Input records:
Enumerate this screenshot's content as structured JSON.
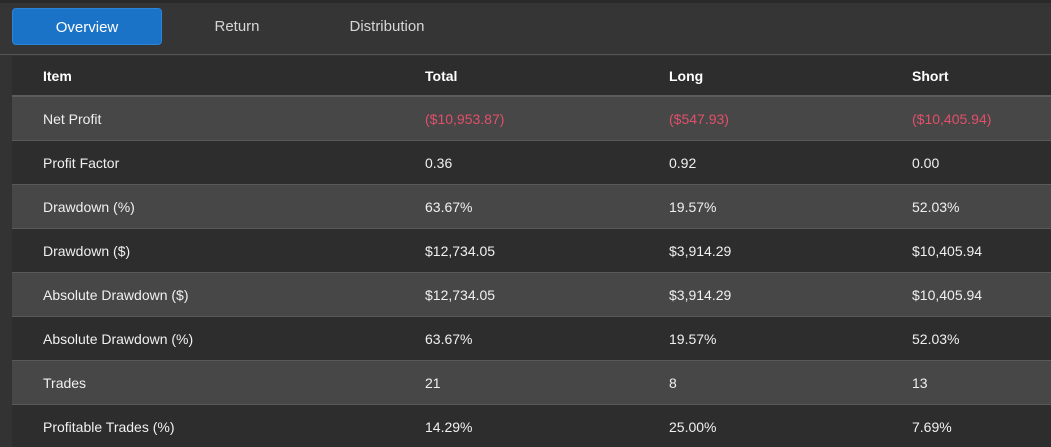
{
  "tabs": [
    {
      "label": "Overview",
      "active": true
    },
    {
      "label": "Return",
      "active": false
    },
    {
      "label": "Distribution",
      "active": false
    }
  ],
  "table": {
    "headers": [
      "Item",
      "Total",
      "Long",
      "Short"
    ],
    "rows": [
      {
        "item": "Net Profit",
        "total": "($10,953.87)",
        "long": "($547.93)",
        "short": "($10,405.94)"
      },
      {
        "item": "Profit Factor",
        "total": "0.36",
        "long": "0.92",
        "short": "0.00"
      },
      {
        "item": "Drawdown (%)",
        "total": "63.67%",
        "long": "19.57%",
        "short": "52.03%"
      },
      {
        "item": "Drawdown ($)",
        "total": "$12,734.05",
        "long": "$3,914.29",
        "short": "$10,405.94"
      },
      {
        "item": "Absolute Drawdown ($)",
        "total": "$12,734.05",
        "long": "$3,914.29",
        "short": "$10,405.94"
      },
      {
        "item": "Absolute Drawdown (%)",
        "total": "63.67%",
        "long": "19.57%",
        "short": "52.03%"
      },
      {
        "item": "Trades",
        "total": "21",
        "long": "8",
        "short": "13"
      },
      {
        "item": "Profitable Trades (%)",
        "total": "14.29%",
        "long": "25.00%",
        "short": "7.69%"
      }
    ]
  },
  "colors": {
    "accent": "#1b73c7",
    "negative": "#e0506a",
    "row_alt": "#474747",
    "row_base": "#2d2d2d"
  }
}
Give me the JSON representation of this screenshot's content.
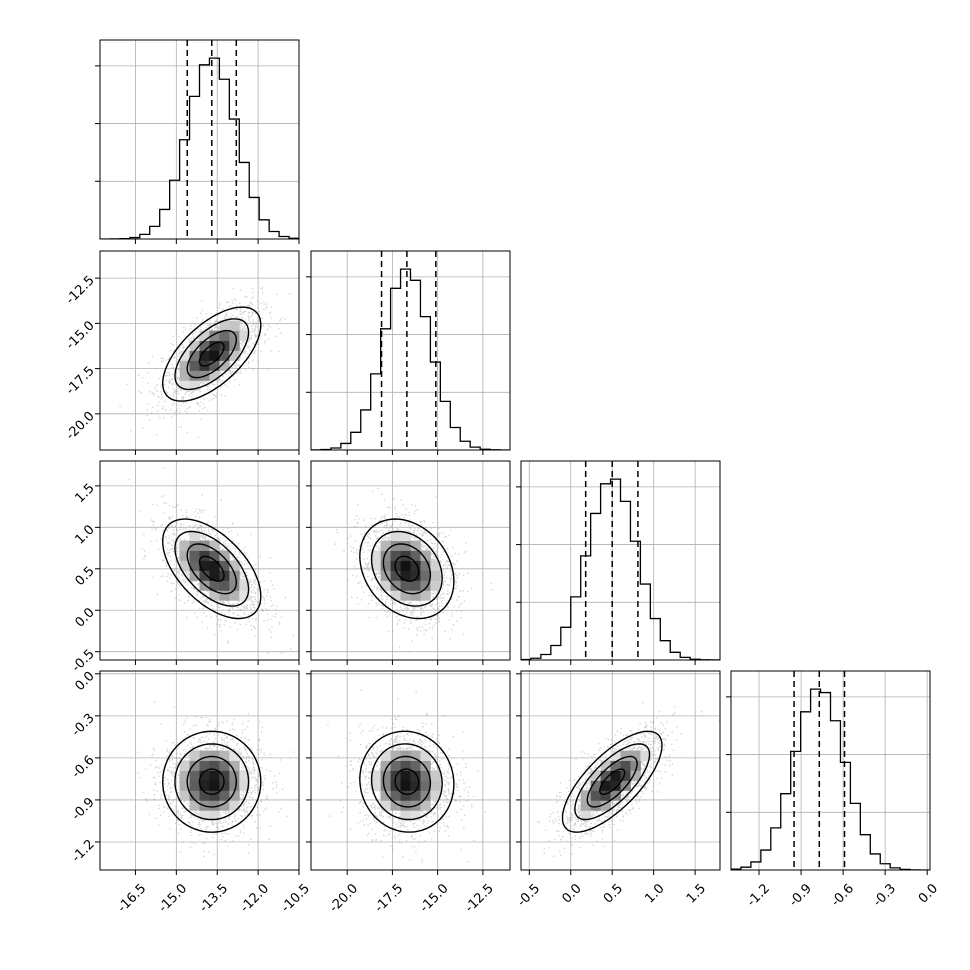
{
  "chart_data": {
    "type": "corner",
    "grid": true,
    "colors": {
      "points": "#9a9a9a",
      "line": "#000000",
      "grid": "#b0b0b0"
    },
    "parameters": [
      {
        "range": [
          -17.8,
          -10.5
        ],
        "ticks": [
          "-16.5",
          "-15.0",
          "-13.5",
          "-12.0",
          "-10.5"
        ],
        "tick_values": [
          -16.5,
          -15.0,
          -13.5,
          -12.0,
          -10.5
        ],
        "mean": -13.7,
        "std": 0.9,
        "quantiles": [
          -14.6,
          -13.7,
          -12.8
        ]
      },
      {
        "range": [
          -22.0,
          -11.0
        ],
        "ticks": [
          "-12.5",
          "-15.0",
          "-17.5",
          "-20.0"
        ],
        "tick_values": [
          -12.5,
          -15.0,
          -17.5,
          -20.0
        ],
        "xticks": [
          "-20.0",
          "-17.5",
          "-15.0",
          "-12.5"
        ],
        "xtick_values": [
          -20.0,
          -17.5,
          -15.0,
          -12.5
        ],
        "mean": -16.7,
        "std": 1.3,
        "quantiles": [
          -18.1,
          -16.7,
          -15.1
        ]
      },
      {
        "range": [
          -0.6,
          1.8
        ],
        "ticks": [
          "1.5",
          "1.0",
          "0.5",
          "0.0",
          "-0.5"
        ],
        "tick_values": [
          1.5,
          1.0,
          0.5,
          0.0,
          -0.5
        ],
        "xticks": [
          "-0.5",
          "0.0",
          "0.5",
          "1.0",
          "1.5"
        ],
        "xtick_values": [
          -0.5,
          0.0,
          0.5,
          1.0,
          1.5
        ],
        "mean": 0.5,
        "std": 0.3,
        "quantiles": [
          0.18,
          0.5,
          0.81
        ]
      },
      {
        "range": [
          -1.4,
          0.02
        ],
        "ticks": [
          "0.0",
          "-0.3",
          "-0.6",
          "-0.9",
          "-1.2"
        ],
        "tick_values": [
          0.0,
          -0.3,
          -0.6,
          -0.9,
          -1.2
        ],
        "xticks": [
          "-1.2",
          "-0.9",
          "-0.6",
          "-0.3",
          "0.0"
        ],
        "xtick_values": [
          -1.2,
          -0.9,
          -0.6,
          -0.3,
          0.0
        ],
        "mean": -0.77,
        "std": 0.18,
        "quantiles": [
          -0.95,
          -0.77,
          -0.59
        ]
      }
    ],
    "correlations": [
      [
        1.0,
        0.62,
        -0.55,
        0.0
      ],
      [
        0.62,
        1.0,
        -0.25,
        -0.05
      ],
      [
        -0.55,
        -0.25,
        1.0,
        0.72
      ],
      [
        0.0,
        -0.05,
        0.72,
        1.0
      ]
    ]
  }
}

Directions for this task:
Exclude the pictures. Write out the remaining data exactly.

Correct output:
Enumerate this screenshot's content as structured JSON.
{
  "tabs": [
    {
      "label": "Overview",
      "active": true
    },
    {
      "label": "Return",
      "active": false
    },
    {
      "label": "Distribution",
      "active": false
    }
  ],
  "table": {
    "headers": [
      "Item",
      "Total",
      "Long",
      "Short"
    ],
    "rows": [
      {
        "item": "Net Profit",
        "total": "($10,953.87)",
        "long": "($547.93)",
        "short": "($10,405.94)"
      },
      {
        "item": "Profit Factor",
        "total": "0.36",
        "long": "0.92",
        "short": "0.00"
      },
      {
        "item": "Drawdown (%)",
        "total": "63.67%",
        "long": "19.57%",
        "short": "52.03%"
      },
      {
        "item": "Drawdown ($)",
        "total": "$12,734.05",
        "long": "$3,914.29",
        "short": "$10,405.94"
      },
      {
        "item": "Absolute Drawdown ($)",
        "total": "$12,734.05",
        "long": "$3,914.29",
        "short": "$10,405.94"
      },
      {
        "item": "Absolute Drawdown (%)",
        "total": "63.67%",
        "long": "19.57%",
        "short": "52.03%"
      },
      {
        "item": "Trades",
        "total": "21",
        "long": "8",
        "short": "13"
      },
      {
        "item": "Profitable Trades (%)",
        "total": "14.29%",
        "long": "25.00%",
        "short": "7.69%"
      }
    ]
  },
  "colors": {
    "accent": "#1b73c7",
    "negative": "#e0506a",
    "row_alt": "#474747",
    "row_base": "#2d2d2d"
  }
}
Give me the JSON representation of this screenshot's content.
{
  "chart_data": {
    "type": "corner",
    "grid": true,
    "colors": {
      "points": "#9a9a9a",
      "line": "#000000",
      "grid": "#b0b0b0"
    },
    "parameters": [
      {
        "range": [
          -17.8,
          -10.5
        ],
        "ticks": [
          "-16.5",
          "-15.0",
          "-13.5",
          "-12.0",
          "-10.5"
        ],
        "tick_values": [
          -16.5,
          -15.0,
          -13.5,
          -12.0,
          -10.5
        ],
        "mean": -13.7,
        "std": 0.9,
        "quantiles": [
          -14.6,
          -13.7,
          -12.8
        ]
      },
      {
        "range": [
          -22.0,
          -11.0
        ],
        "ticks": [
          "-12.5",
          "-15.0",
          "-17.5",
          "-20.0"
        ],
        "tick_values": [
          -12.5,
          -15.0,
          -17.5,
          -20.0
        ],
        "xticks": [
          "-20.0",
          "-17.5",
          "-15.0",
          "-12.5"
        ],
        "xtick_values": [
          -20.0,
          -17.5,
          -15.0,
          -12.5
        ],
        "mean": -16.7,
        "std": 1.3,
        "quantiles": [
          -18.1,
          -16.7,
          -15.1
        ]
      },
      {
        "range": [
          -0.6,
          1.8
        ],
        "ticks": [
          "1.5",
          "1.0",
          "0.5",
          "0.0",
          "-0.5"
        ],
        "tick_values": [
          1.5,
          1.0,
          0.5,
          0.0,
          -0.5
        ],
        "xticks": [
          "-0.5",
          "0.0",
          "0.5",
          "1.0",
          "1.5"
        ],
        "xtick_values": [
          -0.5,
          0.0,
          0.5,
          1.0,
          1.5
        ],
        "mean": 0.5,
        "std": 0.3,
        "quantiles": [
          0.18,
          0.5,
          0.81
        ]
      },
      {
        "range": [
          -1.4,
          0.02
        ],
        "ticks": [
          "0.0",
          "-0.3",
          "-0.6",
          "-0.9",
          "-1.2"
        ],
        "tick_values": [
          0.0,
          -0.3,
          -0.6,
          -0.9,
          -1.2
        ],
        "xticks": [
          "-1.2",
          "-0.9",
          "-0.6",
          "-0.3",
          "0.0"
        ],
        "xtick_values": [
          -1.2,
          -0.9,
          -0.6,
          -0.3,
          0.0
        ],
        "mean": -0.77,
        "std": 0.18,
        "quantiles": [
          -0.95,
          -0.77,
          -0.59
        ]
      }
    ],
    "correlations": [
      [
        1.0,
        0.62,
        -0.55,
        0.0
      ],
      [
        0.62,
        1.0,
        -0.25,
        -0.05
      ],
      [
        -0.55,
        -0.25,
        1.0,
        0.72
      ],
      [
        0.0,
        -0.05,
        0.72,
        1.0
      ]
    ]
  }
}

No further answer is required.